GOAL> Transcribe all of the material exactly.

RECORDS FOR THIS TASK>
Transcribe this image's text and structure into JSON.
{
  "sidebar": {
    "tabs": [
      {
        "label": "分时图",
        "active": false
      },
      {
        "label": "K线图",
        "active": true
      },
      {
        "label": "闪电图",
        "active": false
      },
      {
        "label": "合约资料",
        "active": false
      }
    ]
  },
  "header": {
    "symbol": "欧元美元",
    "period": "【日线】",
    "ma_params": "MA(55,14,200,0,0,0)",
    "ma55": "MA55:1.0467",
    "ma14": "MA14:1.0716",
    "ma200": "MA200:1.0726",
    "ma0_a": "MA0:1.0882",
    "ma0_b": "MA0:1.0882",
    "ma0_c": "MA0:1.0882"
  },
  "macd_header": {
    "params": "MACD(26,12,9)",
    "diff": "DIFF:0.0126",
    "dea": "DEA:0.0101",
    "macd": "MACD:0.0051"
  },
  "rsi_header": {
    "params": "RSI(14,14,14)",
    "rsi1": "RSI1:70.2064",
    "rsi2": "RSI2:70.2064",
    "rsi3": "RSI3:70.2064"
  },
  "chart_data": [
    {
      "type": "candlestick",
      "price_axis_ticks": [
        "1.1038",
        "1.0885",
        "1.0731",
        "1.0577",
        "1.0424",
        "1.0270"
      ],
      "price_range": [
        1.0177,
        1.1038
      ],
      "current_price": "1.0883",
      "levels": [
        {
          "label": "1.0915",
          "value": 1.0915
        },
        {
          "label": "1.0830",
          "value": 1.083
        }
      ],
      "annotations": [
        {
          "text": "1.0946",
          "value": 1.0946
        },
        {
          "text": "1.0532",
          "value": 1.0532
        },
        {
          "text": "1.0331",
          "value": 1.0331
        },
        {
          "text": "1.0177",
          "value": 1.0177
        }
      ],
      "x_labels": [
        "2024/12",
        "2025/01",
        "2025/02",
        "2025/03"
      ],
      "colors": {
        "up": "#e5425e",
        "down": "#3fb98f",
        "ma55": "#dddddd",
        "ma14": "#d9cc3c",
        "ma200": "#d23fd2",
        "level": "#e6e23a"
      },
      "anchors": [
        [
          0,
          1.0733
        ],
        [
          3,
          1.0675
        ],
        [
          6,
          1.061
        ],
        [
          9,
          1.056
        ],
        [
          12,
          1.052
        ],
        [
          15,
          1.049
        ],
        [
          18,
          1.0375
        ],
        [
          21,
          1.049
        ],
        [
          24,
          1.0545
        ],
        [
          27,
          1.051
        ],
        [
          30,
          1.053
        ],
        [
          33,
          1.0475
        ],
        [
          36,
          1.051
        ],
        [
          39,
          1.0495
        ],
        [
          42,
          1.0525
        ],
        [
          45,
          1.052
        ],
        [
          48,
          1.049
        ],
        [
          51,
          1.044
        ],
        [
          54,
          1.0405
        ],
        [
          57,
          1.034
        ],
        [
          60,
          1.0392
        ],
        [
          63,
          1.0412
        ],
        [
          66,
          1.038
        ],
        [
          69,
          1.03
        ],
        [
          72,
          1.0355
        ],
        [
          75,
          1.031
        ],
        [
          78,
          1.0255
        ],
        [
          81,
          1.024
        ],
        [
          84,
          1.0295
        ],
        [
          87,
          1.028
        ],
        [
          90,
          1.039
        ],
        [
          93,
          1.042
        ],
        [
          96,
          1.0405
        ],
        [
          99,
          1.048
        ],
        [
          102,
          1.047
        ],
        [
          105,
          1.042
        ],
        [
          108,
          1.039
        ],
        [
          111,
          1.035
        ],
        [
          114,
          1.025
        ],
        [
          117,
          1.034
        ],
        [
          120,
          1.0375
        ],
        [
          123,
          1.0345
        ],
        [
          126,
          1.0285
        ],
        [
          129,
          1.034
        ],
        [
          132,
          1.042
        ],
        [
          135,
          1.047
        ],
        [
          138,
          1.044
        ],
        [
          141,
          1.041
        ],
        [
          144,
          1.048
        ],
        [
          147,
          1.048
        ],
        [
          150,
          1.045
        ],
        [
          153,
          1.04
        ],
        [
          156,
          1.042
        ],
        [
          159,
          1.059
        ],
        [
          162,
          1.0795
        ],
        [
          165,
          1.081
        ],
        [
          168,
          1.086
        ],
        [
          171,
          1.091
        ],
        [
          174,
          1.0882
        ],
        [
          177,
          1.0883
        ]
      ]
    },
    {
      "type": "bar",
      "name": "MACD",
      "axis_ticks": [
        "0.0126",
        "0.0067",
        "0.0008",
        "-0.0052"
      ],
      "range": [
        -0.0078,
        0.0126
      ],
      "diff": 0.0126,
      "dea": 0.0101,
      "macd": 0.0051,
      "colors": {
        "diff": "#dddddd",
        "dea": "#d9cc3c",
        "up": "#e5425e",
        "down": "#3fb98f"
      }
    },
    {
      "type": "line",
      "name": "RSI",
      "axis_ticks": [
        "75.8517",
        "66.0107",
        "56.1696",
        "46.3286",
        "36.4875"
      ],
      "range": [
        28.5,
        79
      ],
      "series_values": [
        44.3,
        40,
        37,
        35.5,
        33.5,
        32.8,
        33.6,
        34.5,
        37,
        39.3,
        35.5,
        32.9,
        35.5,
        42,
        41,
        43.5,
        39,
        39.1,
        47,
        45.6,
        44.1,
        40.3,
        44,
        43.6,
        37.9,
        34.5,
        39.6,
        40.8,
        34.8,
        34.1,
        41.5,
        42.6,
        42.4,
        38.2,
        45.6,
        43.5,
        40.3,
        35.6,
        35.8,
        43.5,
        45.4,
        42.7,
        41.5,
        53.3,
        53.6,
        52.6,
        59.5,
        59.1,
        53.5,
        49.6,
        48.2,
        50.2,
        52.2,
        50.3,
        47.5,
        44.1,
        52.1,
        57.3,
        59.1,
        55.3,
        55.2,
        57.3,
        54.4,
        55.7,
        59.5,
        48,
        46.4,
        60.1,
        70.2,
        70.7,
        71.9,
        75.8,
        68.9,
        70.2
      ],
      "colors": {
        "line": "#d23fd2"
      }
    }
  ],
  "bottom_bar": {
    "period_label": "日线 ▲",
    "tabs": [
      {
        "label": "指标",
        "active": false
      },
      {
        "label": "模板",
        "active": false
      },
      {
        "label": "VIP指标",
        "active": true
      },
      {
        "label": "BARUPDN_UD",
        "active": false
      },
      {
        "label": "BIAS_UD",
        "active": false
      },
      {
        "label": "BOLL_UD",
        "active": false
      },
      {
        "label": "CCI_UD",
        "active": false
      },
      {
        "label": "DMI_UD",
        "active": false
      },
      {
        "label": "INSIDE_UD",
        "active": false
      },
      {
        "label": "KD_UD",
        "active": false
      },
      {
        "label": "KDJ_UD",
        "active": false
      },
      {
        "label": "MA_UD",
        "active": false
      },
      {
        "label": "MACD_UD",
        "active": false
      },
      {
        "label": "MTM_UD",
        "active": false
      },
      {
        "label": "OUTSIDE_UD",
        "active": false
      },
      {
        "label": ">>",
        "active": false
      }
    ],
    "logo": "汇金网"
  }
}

SOLUTION>
Transcribe this image's text and structure into JSON.
{
  "sidebar": {
    "tabs": [
      {
        "label": "分时图",
        "active": false
      },
      {
        "label": "K线图",
        "active": true
      },
      {
        "label": "闪电图",
        "active": false
      },
      {
        "label": "合约资料",
        "active": false
      }
    ]
  },
  "header": {
    "symbol": "欧元美元",
    "period": "【日线】",
    "ma_params": "MA(55,14,200,0,0,0)",
    "ma55": "MA55:1.0467",
    "ma14": "MA14:1.0716",
    "ma200": "MA200:1.0726",
    "ma0_a": "MA0:1.0882",
    "ma0_b": "MA0:1.0882",
    "ma0_c": "MA0:1.0882"
  },
  "macd_header": {
    "params": "MACD(26,12,9)",
    "diff": "DIFF:0.0126",
    "dea": "DEA:0.0101",
    "macd": "MACD:0.0051"
  },
  "rsi_header": {
    "params": "RSI(14,14,14)",
    "rsi1": "RSI1:70.2064",
    "rsi2": "RSI2:70.2064",
    "rsi3": "RSI3:70.2064"
  },
  "chart_data": [
    {
      "type": "candlestick",
      "price_axis_ticks": [
        "1.1038",
        "1.0885",
        "1.0731",
        "1.0577",
        "1.0424",
        "1.0270"
      ],
      "price_range": [
        1.0177,
        1.1038
      ],
      "current_price": "1.0883",
      "levels": [
        {
          "label": "1.0915",
          "value": 1.0915
        },
        {
          "label": "1.0830",
          "value": 1.083
        }
      ],
      "annotations": [
        {
          "text": "1.0946",
          "value": 1.0946
        },
        {
          "text": "1.0532",
          "value": 1.0532
        },
        {
          "text": "1.0331",
          "value": 1.0331
        },
        {
          "text": "1.0177",
          "value": 1.0177
        }
      ],
      "x_labels": [
        "2024/12",
        "2025/01",
        "2025/02",
        "2025/03"
      ],
      "colors": {
        "up": "#e5425e",
        "down": "#3fb98f",
        "ma55": "#dddddd",
        "ma14": "#d9cc3c",
        "ma200": "#d23fd2",
        "level": "#e6e23a"
      },
      "anchors": [
        [
          0,
          1.0733
        ],
        [
          3,
          1.0675
        ],
        [
          6,
          1.061
        ],
        [
          9,
          1.056
        ],
        [
          12,
          1.052
        ],
        [
          15,
          1.049
        ],
        [
          18,
          1.0375
        ],
        [
          21,
          1.049
        ],
        [
          24,
          1.0545
        ],
        [
          27,
          1.051
        ],
        [
          30,
          1.053
        ],
        [
          33,
          1.0475
        ],
        [
          36,
          1.051
        ],
        [
          39,
          1.0495
        ],
        [
          42,
          1.0525
        ],
        [
          45,
          1.052
        ],
        [
          48,
          1.049
        ],
        [
          51,
          1.044
        ],
        [
          54,
          1.0405
        ],
        [
          57,
          1.034
        ],
        [
          60,
          1.0392
        ],
        [
          63,
          1.0412
        ],
        [
          66,
          1.038
        ],
        [
          69,
          1.03
        ],
        [
          72,
          1.0355
        ],
        [
          75,
          1.031
        ],
        [
          78,
          1.0255
        ],
        [
          81,
          1.024
        ],
        [
          84,
          1.0295
        ],
        [
          87,
          1.028
        ],
        [
          90,
          1.039
        ],
        [
          93,
          1.042
        ],
        [
          96,
          1.0405
        ],
        [
          99,
          1.048
        ],
        [
          102,
          1.047
        ],
        [
          105,
          1.042
        ],
        [
          108,
          1.039
        ],
        [
          111,
          1.035
        ],
        [
          114,
          1.025
        ],
        [
          117,
          1.034
        ],
        [
          120,
          1.0375
        ],
        [
          123,
          1.0345
        ],
        [
          126,
          1.0285
        ],
        [
          129,
          1.034
        ],
        [
          132,
          1.042
        ],
        [
          135,
          1.047
        ],
        [
          138,
          1.044
        ],
        [
          141,
          1.041
        ],
        [
          144,
          1.048
        ],
        [
          147,
          1.048
        ],
        [
          150,
          1.045
        ],
        [
          153,
          1.04
        ],
        [
          156,
          1.042
        ],
        [
          159,
          1.059
        ],
        [
          162,
          1.0795
        ],
        [
          165,
          1.081
        ],
        [
          168,
          1.086
        ],
        [
          171,
          1.091
        ],
        [
          174,
          1.0882
        ],
        [
          177,
          1.0883
        ]
      ]
    },
    {
      "type": "bar",
      "name": "MACD",
      "axis_ticks": [
        "0.0126",
        "0.0067",
        "0.0008",
        "-0.0052"
      ],
      "range": [
        -0.0078,
        0.0126
      ],
      "diff": 0.0126,
      "dea": 0.0101,
      "macd": 0.0051,
      "colors": {
        "diff": "#dddddd",
        "dea": "#d9cc3c",
        "up": "#e5425e",
        "down": "#3fb98f"
      }
    },
    {
      "type": "line",
      "name": "RSI",
      "axis_ticks": [
        "75.8517",
        "66.0107",
        "56.1696",
        "46.3286",
        "36.4875"
      ],
      "range": [
        28.5,
        79
      ],
      "series_values": [
        44.3,
        40,
        37,
        35.5,
        33.5,
        32.8,
        33.6,
        34.5,
        37,
        39.3,
        35.5,
        32.9,
        35.5,
        42,
        41,
        43.5,
        39,
        39.1,
        47,
        45.6,
        44.1,
        40.3,
        44,
        43.6,
        37.9,
        34.5,
        39.6,
        40.8,
        34.8,
        34.1,
        41.5,
        42.6,
        42.4,
        38.2,
        45.6,
        43.5,
        40.3,
        35.6,
        35.8,
        43.5,
        45.4,
        42.7,
        41.5,
        53.3,
        53.6,
        52.6,
        59.5,
        59.1,
        53.5,
        49.6,
        48.2,
        50.2,
        52.2,
        50.3,
        47.5,
        44.1,
        52.1,
        57.3,
        59.1,
        55.3,
        55.2,
        57.3,
        54.4,
        55.7,
        59.5,
        48,
        46.4,
        60.1,
        70.2,
        70.7,
        71.9,
        75.8,
        68.9,
        70.2
      ],
      "colors": {
        "line": "#d23fd2"
      }
    }
  ],
  "bottom_bar": {
    "period_label": "日线 ▲",
    "tabs": [
      {
        "label": "指标",
        "active": false
      },
      {
        "label": "模板",
        "active": false
      },
      {
        "label": "VIP指标",
        "active": true
      },
      {
        "label": "BARUPDN_UD",
        "active": false
      },
      {
        "label": "BIAS_UD",
        "active": false
      },
      {
        "label": "BOLL_UD",
        "active": false
      },
      {
        "label": "CCI_UD",
        "active": false
      },
      {
        "label": "DMI_UD",
        "active": false
      },
      {
        "label": "INSIDE_UD",
        "active": false
      },
      {
        "label": "KD_UD",
        "active": false
      },
      {
        "label": "KDJ_UD",
        "active": false
      },
      {
        "label": "MA_UD",
        "active": false
      },
      {
        "label": "MACD_UD",
        "active": false
      },
      {
        "label": "MTM_UD",
        "active": false
      },
      {
        "label": "OUTSIDE_UD",
        "active": false
      },
      {
        "label": ">>",
        "active": false
      }
    ],
    "logo": "汇金网"
  }
}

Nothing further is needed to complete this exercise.